• **Data entries**:
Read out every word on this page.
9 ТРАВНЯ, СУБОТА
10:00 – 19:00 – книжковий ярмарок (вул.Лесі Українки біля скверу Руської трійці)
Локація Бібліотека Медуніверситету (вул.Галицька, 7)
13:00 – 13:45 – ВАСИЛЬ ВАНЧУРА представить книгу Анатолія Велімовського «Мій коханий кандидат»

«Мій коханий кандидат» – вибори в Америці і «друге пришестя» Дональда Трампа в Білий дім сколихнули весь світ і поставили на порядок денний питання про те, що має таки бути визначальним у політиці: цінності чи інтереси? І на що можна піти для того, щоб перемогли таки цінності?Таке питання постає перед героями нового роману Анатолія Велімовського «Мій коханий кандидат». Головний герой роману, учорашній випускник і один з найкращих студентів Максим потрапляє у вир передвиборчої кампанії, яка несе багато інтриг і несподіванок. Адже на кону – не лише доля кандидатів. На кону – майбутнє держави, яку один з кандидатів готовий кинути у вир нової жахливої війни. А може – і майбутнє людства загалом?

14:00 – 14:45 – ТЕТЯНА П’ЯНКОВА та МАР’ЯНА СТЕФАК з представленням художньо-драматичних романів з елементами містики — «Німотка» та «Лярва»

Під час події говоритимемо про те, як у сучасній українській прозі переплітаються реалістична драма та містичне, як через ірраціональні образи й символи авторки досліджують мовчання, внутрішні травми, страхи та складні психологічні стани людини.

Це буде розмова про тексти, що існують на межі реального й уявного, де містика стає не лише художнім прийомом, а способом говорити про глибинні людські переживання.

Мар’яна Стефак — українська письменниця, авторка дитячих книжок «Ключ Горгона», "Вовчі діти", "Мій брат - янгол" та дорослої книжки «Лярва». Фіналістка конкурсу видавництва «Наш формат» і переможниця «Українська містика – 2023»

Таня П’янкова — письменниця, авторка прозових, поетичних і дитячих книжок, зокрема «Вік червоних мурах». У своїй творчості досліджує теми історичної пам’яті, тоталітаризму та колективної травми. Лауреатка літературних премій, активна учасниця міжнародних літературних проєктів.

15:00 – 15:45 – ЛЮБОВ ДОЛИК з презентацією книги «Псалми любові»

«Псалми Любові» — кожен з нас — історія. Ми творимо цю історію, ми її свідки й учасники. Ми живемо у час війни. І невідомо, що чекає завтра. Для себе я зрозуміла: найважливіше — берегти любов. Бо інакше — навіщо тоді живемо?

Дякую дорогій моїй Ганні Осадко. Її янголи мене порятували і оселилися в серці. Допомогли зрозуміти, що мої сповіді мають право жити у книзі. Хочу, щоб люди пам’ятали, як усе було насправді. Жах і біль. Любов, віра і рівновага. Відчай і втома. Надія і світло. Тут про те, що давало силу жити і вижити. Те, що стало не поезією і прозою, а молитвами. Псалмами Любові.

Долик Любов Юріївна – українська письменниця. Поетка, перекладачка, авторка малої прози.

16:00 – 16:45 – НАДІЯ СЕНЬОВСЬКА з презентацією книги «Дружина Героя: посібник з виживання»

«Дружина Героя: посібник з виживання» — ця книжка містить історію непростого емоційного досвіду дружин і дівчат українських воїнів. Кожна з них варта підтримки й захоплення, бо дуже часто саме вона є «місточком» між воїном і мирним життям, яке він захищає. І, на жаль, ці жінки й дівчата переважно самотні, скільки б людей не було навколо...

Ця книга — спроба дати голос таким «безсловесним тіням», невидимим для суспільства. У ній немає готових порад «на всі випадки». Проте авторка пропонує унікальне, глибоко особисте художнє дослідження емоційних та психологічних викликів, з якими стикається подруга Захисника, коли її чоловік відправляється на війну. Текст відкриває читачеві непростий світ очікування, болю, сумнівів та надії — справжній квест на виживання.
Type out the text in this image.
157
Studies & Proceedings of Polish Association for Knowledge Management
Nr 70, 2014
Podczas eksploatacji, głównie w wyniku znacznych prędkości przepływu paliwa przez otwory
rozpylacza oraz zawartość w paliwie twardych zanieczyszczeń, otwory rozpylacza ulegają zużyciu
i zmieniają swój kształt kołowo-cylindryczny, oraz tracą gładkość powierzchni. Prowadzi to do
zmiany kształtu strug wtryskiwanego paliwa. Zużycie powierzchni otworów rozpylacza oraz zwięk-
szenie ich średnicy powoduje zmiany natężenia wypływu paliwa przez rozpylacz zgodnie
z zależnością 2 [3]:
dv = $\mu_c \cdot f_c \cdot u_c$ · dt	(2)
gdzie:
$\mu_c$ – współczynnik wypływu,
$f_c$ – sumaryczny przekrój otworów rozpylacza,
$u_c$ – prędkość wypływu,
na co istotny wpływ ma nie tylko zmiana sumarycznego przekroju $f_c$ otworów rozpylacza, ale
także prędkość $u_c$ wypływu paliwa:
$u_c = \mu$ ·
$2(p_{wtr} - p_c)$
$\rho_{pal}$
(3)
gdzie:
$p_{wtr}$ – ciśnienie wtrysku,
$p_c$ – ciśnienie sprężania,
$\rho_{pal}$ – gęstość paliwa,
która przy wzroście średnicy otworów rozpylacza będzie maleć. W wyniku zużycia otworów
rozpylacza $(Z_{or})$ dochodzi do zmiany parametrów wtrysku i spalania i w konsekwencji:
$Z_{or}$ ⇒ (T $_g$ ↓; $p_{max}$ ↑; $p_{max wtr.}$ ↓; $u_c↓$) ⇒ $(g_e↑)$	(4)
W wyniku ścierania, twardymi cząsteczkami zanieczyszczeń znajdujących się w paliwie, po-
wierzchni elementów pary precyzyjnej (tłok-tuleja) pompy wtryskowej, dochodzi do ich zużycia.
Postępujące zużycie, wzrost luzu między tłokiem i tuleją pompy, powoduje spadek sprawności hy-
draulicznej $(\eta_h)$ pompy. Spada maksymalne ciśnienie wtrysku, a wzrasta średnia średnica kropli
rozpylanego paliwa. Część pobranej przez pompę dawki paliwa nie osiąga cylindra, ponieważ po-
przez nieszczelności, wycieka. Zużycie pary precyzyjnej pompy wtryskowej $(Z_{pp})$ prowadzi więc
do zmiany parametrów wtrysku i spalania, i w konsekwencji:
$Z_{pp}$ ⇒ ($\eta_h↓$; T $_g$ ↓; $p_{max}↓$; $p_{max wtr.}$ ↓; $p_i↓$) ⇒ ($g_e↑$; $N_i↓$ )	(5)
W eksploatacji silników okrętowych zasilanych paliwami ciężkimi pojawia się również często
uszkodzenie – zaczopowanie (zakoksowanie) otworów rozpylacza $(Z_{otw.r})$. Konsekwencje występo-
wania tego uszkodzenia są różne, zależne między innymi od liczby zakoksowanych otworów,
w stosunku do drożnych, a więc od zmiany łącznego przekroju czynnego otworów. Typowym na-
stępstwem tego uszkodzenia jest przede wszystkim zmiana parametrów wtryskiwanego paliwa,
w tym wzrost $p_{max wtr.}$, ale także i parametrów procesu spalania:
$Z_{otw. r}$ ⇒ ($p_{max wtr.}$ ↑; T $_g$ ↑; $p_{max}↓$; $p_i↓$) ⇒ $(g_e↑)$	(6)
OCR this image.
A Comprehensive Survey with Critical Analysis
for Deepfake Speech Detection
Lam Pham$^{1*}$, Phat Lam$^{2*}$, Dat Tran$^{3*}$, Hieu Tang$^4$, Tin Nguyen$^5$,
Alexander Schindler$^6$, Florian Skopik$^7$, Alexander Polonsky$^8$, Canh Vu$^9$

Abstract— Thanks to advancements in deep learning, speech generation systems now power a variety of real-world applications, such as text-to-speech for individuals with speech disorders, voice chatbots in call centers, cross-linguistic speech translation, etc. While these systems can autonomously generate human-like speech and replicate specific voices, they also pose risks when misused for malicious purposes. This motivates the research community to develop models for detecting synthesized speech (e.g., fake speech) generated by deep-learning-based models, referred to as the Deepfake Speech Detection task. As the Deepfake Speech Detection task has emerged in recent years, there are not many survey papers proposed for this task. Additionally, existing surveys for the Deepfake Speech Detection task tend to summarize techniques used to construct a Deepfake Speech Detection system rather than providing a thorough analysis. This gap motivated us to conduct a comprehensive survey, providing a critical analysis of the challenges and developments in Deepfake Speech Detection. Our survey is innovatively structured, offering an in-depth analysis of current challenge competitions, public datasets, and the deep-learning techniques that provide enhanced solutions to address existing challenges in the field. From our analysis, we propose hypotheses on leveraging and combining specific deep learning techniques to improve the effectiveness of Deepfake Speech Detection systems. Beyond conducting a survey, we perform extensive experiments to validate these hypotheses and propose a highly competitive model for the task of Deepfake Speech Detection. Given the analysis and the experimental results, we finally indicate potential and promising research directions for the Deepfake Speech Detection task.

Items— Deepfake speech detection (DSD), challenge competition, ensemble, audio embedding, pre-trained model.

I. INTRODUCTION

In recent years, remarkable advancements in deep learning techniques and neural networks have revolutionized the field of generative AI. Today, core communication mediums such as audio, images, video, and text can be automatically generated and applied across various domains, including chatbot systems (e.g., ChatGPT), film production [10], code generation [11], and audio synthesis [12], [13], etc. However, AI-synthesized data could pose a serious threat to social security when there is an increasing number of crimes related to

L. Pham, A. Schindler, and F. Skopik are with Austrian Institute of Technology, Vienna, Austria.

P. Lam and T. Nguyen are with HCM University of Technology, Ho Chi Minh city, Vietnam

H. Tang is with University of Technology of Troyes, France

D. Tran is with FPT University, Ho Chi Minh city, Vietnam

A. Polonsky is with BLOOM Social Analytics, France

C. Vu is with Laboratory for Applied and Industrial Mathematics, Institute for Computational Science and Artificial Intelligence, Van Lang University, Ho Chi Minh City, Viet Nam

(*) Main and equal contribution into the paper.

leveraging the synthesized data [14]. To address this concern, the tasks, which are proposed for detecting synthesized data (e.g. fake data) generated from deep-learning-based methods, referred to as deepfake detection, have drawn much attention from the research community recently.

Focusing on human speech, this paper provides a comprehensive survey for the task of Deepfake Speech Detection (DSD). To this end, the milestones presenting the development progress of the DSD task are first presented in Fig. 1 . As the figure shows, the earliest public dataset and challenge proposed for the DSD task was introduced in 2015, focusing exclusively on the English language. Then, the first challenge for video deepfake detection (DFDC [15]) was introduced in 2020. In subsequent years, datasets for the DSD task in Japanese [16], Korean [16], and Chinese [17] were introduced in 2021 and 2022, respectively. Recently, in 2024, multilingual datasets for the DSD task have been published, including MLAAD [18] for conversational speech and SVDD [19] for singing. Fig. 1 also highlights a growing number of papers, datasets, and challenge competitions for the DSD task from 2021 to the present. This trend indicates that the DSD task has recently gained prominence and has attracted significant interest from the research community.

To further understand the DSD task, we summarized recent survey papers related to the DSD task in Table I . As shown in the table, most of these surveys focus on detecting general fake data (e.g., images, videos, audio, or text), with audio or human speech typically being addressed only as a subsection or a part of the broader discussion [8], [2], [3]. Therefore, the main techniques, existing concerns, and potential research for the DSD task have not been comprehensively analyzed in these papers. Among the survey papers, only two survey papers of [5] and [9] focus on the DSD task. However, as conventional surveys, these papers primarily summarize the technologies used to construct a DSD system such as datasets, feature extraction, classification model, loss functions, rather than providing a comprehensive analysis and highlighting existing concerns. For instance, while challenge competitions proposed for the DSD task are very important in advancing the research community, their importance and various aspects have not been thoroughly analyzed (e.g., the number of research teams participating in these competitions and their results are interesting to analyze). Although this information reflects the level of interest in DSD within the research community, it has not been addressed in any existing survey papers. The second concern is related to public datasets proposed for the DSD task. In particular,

• **Task to carry out**:
From the listing, copy each line containing the word "wtryskiwanego".

• **Full output**:
zmiany kształtu strug wtryskiwanego paliwa. Zużycie powierzchni otworów rozpylacza oraz zwięk-
stępstwem tego uszkodzenia jest przede wszystkim zmiana parametrów wtryskiwanego paliwa,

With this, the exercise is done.